**TASK DESCRIPTION:** Each line below should be quoted exactly, please.

Data records:
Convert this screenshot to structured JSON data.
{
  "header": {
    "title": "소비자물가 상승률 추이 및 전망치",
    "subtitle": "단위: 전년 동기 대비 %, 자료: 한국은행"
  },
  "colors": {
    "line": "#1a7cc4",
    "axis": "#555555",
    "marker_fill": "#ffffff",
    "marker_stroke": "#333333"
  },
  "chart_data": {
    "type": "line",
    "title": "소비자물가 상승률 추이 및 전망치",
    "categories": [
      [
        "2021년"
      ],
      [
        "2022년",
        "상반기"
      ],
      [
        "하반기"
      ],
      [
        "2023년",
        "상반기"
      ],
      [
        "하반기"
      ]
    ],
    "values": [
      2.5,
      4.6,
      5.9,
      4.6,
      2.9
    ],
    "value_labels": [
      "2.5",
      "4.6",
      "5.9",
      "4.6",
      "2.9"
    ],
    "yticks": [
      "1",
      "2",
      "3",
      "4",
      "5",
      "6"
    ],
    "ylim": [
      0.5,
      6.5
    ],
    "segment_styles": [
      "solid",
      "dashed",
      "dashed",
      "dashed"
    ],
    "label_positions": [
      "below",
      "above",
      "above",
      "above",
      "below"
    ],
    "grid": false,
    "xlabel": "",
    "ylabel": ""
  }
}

**ANSWER TO THIS TASK:**
Convert this screenshot to structured JSON data.
{
  "header": {
    "title": "소비자물가 상승률 추이 및 전망치",
    "subtitle": "단위: 전년 동기 대비 %, 자료: 한국은행"
  },
  "colors": {
    "line": "#1a7cc4",
    "axis": "#555555",
    "marker_fill": "#ffffff",
    "marker_stroke": "#333333"
  },
  "chart_data": {
    "type": "line",
    "title": "소비자물가 상승률 추이 및 전망치",
    "categories": [
      [
        "2021년"
      ],
      [
        "2022년",
        "상반기"
      ],
      [
        "하반기"
      ],
      [
        "2023년",
        "상반기"
      ],
      [
        "하반기"
      ]
    ],
    "values": [
      2.5,
      4.6,
      5.9,
      4.6,
      2.9
    ],
    "value_labels": [
      "2.5",
      "4.6",
      "5.9",
      "4.6",
      "2.9"
    ],
    "yticks": [
      "1",
      "2",
      "3",
      "4",
      "5",
      "6"
    ],
    "ylim": [
      0.5,
      6.5
    ],
    "segment_styles": [
      "solid",
      "dashed",
      "dashed",
      "dashed"
    ],
    "label_positions": [
      "below",
      "above",
      "above",
      "above",
      "below"
    ],
    "grid": false,
    "xlabel": "",
    "ylabel": ""
  }
}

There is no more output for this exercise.